(Collected data entries)
────────────────────────────────────────

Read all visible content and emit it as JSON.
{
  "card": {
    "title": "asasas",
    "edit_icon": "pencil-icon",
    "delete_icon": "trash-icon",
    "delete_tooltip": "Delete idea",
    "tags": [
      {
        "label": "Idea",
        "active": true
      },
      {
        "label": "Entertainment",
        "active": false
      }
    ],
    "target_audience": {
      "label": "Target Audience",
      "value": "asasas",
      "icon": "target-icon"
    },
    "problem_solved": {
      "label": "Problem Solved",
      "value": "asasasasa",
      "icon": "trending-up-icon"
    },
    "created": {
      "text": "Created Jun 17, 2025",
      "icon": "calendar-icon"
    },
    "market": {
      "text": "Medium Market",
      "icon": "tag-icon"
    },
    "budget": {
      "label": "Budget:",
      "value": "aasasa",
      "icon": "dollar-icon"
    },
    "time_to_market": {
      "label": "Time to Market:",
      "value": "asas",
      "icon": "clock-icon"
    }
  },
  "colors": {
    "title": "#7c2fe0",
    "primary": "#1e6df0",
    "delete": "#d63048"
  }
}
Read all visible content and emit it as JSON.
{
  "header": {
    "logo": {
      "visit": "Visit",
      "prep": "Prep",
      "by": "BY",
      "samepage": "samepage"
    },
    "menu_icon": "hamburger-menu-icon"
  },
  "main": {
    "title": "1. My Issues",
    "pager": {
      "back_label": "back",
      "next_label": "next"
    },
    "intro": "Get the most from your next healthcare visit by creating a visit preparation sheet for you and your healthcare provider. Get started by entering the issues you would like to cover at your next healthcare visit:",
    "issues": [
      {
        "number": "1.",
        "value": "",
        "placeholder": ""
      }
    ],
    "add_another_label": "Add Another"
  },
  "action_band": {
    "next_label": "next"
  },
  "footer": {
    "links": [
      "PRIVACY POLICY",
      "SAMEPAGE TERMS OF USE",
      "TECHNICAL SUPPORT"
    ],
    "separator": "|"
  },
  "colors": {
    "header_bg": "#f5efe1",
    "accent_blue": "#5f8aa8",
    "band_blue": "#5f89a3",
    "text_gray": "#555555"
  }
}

────────────────────────────────────────

Work instructions: Reproduce the entire listing word for word.

Correct answer:
Read all visible content and emit it as JSON.
{
  "card": {
    "title": "asasas",
    "edit_icon": "pencil-icon",
    "delete_icon": "trash-icon",
    "delete_tooltip": "Delete idea",
    "tags": [
      {
        "label": "Idea",
        "active": true
      },
      {
        "label": "Entertainment",
        "active": false
      }
    ],
    "target_audience": {
      "label": "Target Audience",
      "value": "asasas",
      "icon": "target-icon"
    },
    "problem_solved": {
      "label": "Problem Solved",
      "value": "asasasasa",
      "icon": "trending-up-icon"
    },
    "created": {
      "text": "Created Jun 17, 2025",
      "icon": "calendar-icon"
    },
    "market": {
      "text": "Medium Market",
      "icon": "tag-icon"
    },
    "budget": {
      "label": "Budget:",
      "value": "aasasa",
      "icon": "dollar-icon"
    },
    "time_to_market": {
      "label": "Time to Market:",
      "value": "asas",
      "icon": "clock-icon"
    }
  },
  "colors": {
    "title": "#7c2fe0",
    "primary": "#1e6df0",
    "delete": "#d63048"
  }
}
Read all visible content and emit it as JSON.
{
  "header": {
    "logo": {
      "visit": "Visit",
      "prep": "Prep",
      "by": "BY",
      "samepage": "samepage"
    },
    "menu_icon": "hamburger-menu-icon"
  },
  "main": {
    "title": "1. My Issues",
    "pager": {
      "back_label": "back",
      "next_label": "next"
    },
    "intro": "Get the most from your next healthcare visit by creating a visit preparation sheet for you and your healthcare provider. Get started by entering the issues you would like to cover at your next healthcare visit:",
    "issues": [
      {
        "number": "1.",
        "value": "",
        "placeholder": ""
      }
    ],
    "add_another_label": "Add Another"
  },
  "action_band": {
    "next_label": "next"
  },
  "footer": {
    "links": [
      "PRIVACY POLICY",
      "SAMEPAGE TERMS OF USE",
      "TECHNICAL SUPPORT"
    ],
    "separator": "|"
  },
  "colors": {
    "header_bg": "#f5efe1",
    "accent_blue": "#5f8aa8",
    "band_blue": "#5f89a3",
    "text_gray": "#555555"
  }
}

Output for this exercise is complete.